* _The task_
Extract from the listing each line in which the word "name" appears.

Dataset records on visual material:
════════

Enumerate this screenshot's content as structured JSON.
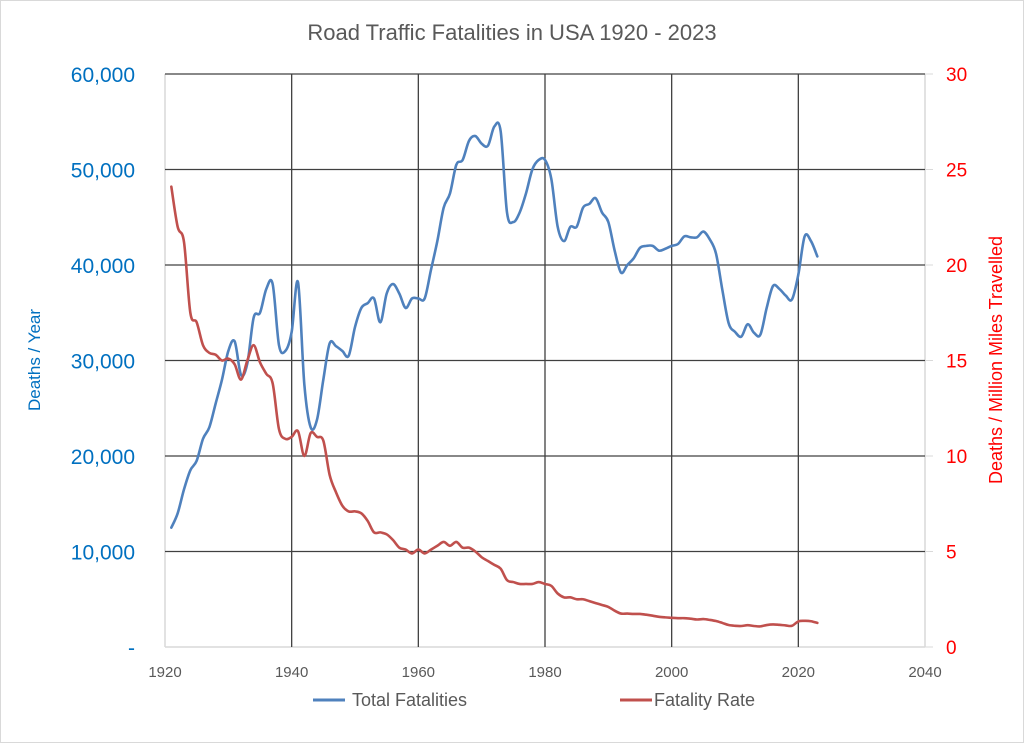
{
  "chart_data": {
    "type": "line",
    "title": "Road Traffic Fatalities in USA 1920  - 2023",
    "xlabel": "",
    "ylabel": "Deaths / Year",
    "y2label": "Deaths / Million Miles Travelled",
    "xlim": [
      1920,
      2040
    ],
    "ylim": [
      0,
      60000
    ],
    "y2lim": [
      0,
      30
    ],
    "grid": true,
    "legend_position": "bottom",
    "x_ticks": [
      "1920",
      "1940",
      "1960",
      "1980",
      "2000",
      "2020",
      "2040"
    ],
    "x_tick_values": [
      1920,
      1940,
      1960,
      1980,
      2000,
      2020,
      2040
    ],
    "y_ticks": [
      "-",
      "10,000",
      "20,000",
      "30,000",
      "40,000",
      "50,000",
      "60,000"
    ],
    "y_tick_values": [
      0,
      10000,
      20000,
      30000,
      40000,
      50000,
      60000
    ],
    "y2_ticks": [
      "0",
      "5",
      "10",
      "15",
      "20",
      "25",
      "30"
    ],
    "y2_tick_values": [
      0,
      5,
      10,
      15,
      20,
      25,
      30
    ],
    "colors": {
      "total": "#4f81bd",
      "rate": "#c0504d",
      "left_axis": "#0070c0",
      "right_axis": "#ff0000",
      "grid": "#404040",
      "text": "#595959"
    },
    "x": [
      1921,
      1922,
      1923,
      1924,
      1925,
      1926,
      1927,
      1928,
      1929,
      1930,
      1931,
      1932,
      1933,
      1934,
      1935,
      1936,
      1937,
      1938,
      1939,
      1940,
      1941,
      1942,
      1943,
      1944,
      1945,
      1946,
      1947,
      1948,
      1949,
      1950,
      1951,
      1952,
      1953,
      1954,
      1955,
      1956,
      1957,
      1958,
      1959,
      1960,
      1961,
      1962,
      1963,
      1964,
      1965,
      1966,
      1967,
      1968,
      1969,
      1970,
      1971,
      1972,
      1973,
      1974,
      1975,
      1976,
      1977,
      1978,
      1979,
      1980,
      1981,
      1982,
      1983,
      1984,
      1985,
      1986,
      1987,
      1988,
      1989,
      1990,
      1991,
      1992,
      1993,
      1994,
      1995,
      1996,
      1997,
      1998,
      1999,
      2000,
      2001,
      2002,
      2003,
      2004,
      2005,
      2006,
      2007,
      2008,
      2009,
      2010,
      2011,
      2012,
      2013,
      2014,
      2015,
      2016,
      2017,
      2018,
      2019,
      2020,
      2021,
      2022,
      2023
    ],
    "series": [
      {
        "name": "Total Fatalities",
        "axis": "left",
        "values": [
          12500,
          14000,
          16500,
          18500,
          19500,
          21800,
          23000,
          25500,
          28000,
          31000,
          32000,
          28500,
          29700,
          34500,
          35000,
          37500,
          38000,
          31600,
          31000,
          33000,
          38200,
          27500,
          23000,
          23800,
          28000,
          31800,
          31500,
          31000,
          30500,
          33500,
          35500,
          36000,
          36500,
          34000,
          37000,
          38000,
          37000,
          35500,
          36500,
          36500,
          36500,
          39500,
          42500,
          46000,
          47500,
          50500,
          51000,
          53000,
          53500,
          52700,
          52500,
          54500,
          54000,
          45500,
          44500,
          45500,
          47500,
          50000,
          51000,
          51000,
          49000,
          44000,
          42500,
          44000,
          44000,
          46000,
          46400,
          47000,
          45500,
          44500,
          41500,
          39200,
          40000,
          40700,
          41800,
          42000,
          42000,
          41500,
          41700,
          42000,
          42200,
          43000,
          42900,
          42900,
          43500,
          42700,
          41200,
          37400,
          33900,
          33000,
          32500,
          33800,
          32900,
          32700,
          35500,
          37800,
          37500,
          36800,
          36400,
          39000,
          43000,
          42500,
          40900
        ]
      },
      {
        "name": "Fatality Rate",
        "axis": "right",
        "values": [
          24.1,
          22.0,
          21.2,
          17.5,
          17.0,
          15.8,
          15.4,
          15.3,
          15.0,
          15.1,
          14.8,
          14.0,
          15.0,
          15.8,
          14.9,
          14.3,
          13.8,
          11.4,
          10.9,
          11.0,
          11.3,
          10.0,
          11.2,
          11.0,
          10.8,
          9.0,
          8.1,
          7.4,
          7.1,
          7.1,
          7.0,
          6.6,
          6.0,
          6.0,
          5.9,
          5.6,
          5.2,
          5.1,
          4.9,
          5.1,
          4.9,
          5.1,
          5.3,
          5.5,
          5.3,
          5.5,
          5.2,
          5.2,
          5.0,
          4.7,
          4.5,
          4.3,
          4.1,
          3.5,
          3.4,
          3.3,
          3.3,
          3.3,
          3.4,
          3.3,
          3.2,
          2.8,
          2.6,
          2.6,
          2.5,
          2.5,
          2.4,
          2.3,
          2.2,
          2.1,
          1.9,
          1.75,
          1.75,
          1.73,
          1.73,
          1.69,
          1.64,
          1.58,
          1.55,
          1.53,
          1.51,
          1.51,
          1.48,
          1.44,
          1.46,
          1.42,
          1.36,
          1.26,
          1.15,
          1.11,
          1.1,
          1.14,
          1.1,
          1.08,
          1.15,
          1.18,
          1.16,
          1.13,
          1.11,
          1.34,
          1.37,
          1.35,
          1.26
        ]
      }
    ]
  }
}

════════

* _The output_
        "name": "Total Fatalities",
        "name": "Fatality Rate",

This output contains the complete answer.